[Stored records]
•••••

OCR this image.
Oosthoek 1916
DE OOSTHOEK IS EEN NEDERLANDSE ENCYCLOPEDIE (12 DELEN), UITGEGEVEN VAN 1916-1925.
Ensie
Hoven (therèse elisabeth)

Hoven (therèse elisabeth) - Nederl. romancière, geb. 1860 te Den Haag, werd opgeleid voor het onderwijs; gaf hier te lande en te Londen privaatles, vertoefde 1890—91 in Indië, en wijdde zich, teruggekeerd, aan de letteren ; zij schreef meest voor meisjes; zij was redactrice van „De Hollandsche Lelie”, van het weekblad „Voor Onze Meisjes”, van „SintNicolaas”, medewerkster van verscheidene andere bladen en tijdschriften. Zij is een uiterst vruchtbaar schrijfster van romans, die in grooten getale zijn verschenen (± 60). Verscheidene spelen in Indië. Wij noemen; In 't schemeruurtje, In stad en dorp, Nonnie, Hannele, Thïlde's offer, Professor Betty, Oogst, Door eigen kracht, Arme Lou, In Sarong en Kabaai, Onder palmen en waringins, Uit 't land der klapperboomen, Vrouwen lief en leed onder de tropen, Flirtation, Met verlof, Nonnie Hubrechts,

•••••

Working from the material above, retype it in its entirety without change.

ANSWER IN FULL ->
OCR this image.
Oosthoek 1916
DE OOSTHOEK IS EEN NEDERLANDSE ENCYCLOPEDIE (12 DELEN), UITGEGEVEN VAN 1916-1925.
Ensie
Hoven (therèse elisabeth)

Hoven (therèse elisabeth) - Nederl. romancière, geb. 1860 te Den Haag, werd opgeleid voor het onderwijs; gaf hier te lande en te Londen privaatles, vertoefde 1890—91 in Indië, en wijdde zich, teruggekeerd, aan de letteren ; zij schreef meest voor meisjes; zij was redactrice van „De Hollandsche Lelie”, van het weekblad „Voor Onze Meisjes”, van „SintNicolaas”, medewerkster van verscheidene andere bladen en tijdschriften. Zij is een uiterst vruchtbaar schrijfster van romans, die in grooten getale zijn verschenen (± 60). Verscheidene spelen in Indië. Wij noemen; In 't schemeruurtje, In stad en dorp, Nonnie, Hannele, Thïlde's offer, Professor Betty, Oogst, Door eigen kracht, Arme Lou, In Sarong en Kabaai, Onder palmen en waringins, Uit 't land der klapperboomen, Vrouwen lief en leed onder de tropen, Flirtation, Met verlof, Nonnie Hubrechts,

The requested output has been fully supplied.